Pew tracks how many evangelicals came to pick Trump for president.
Donald Trump may not have gotten Ted Cruz’s endorsement last night. But today he picked up the endorsement of Focus on the Family founder James Dobson.
“I am endorsing Donald J. Trump not only because of my apprehensions about Hillary Clinton and the damage she would inflict on this great country,” stated Dobson, who now leads the Family Talk radio program. “I am also supporting Mr. Trump because I believe he is the most capable candidate to lead the United States of America in this complicated hour.”
The Clinton qualifier reflects the mixed feelings many evangelicals have on this year’s presidential picks.
Despite previously stating he couldn’t support the Republican candidate, Dobson remarked last month that he believed Trump had recently made a genuine commitment to faith and was now a “baby Christian.”

Raw data
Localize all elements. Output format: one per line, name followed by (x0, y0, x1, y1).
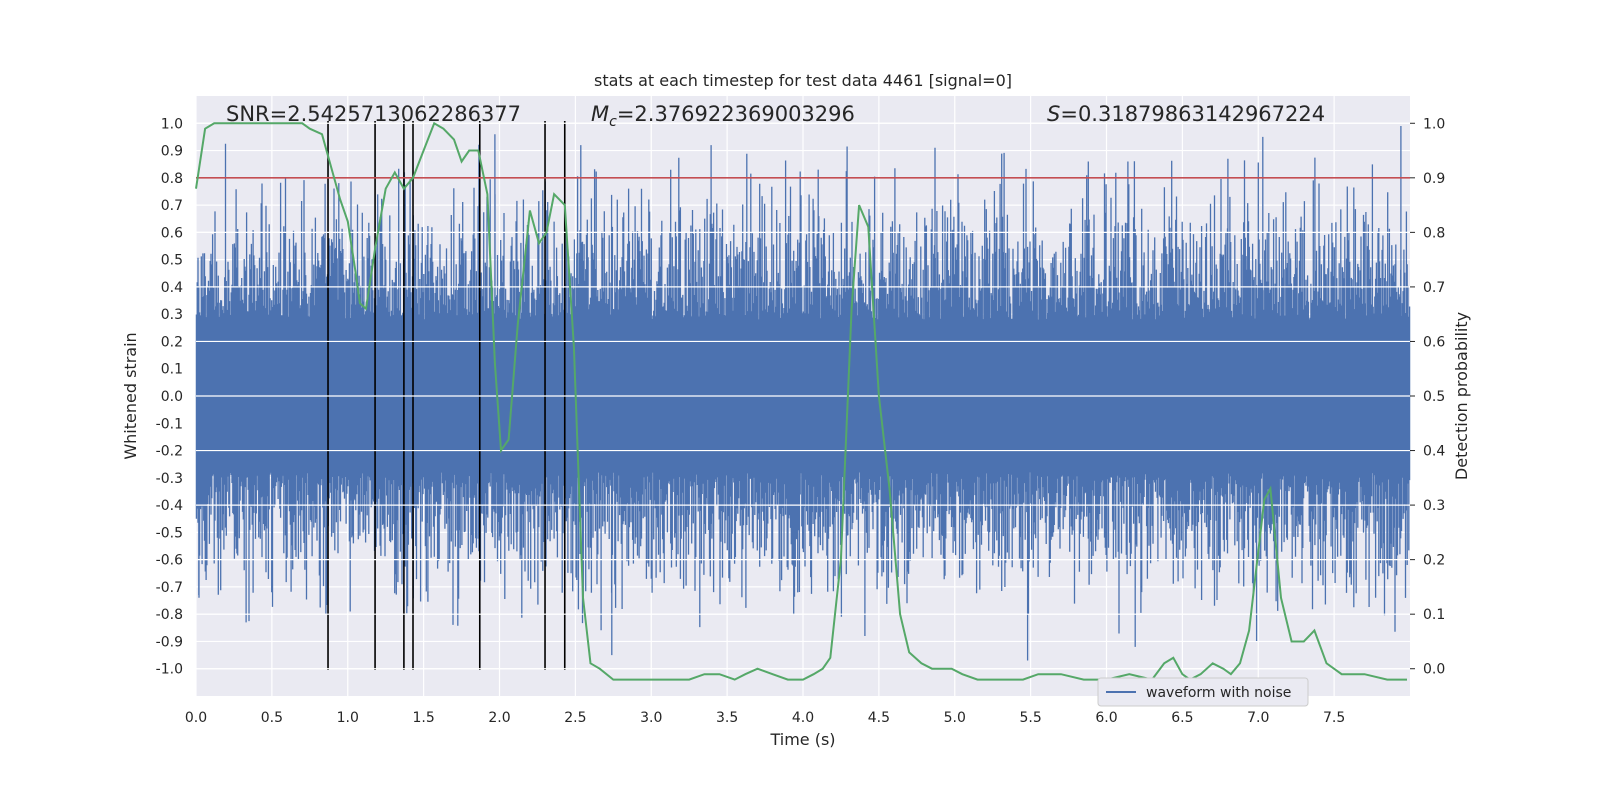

Brief 1
Answer these questions from the piece on Dobson's endorsement of Trump:
(a) Which organization did James Dobson found?
(b) Whose endorsement did Trump not get last night?
(c) What did Dobson call Trump last month?
Brief 2
Swap "last night" for "yesterday evening" in the piece on Dobson's endorsement of Trump, and write out the passage between "Donald Trump may" and "founder James Dobson.", inclusive.
Brief 3
Carry on the piece on Dobson's endorsement of Trump from its final sentence.
The listing is separate material and is not part of the piece on James Dobson's endorsement of Trump.

Answer 1
(a) Focus on the Family
(b) Ted Cruz's
(c) A "baby Christian"

Answer 2
Donald Trump may not have gotten Ted Cruz’s endorsement yesterday evening. But today he picked up the endorsement of Focus on the Family founder James Dobson.

Answer 3
More than 3 in 4 white evangelicals like Dobson are voting Trump this November, according to the Pew Research Center. However, it’s mostly a vote against Clinton, not in support of Trump himself:
Overall, about a third (36%) of evangelicals are voting for a candidate they like, while more than half (55%) are voting against the candidate they like the least.
That’s exactly what most evangelical leaders (very few of whom supported either Trump or Clinton when the election began) advise.
When faced with two disagreeable candidates, 60 percent of the National Association of Evangelicals (NAE) board members polled last month said that Christians should vote for the candidate they dislike the least, while 28 percent said to vote for a third-party candidate and 12 percent said to not vote for that particular office.
“In their comments, some evangelical leaders suggested ...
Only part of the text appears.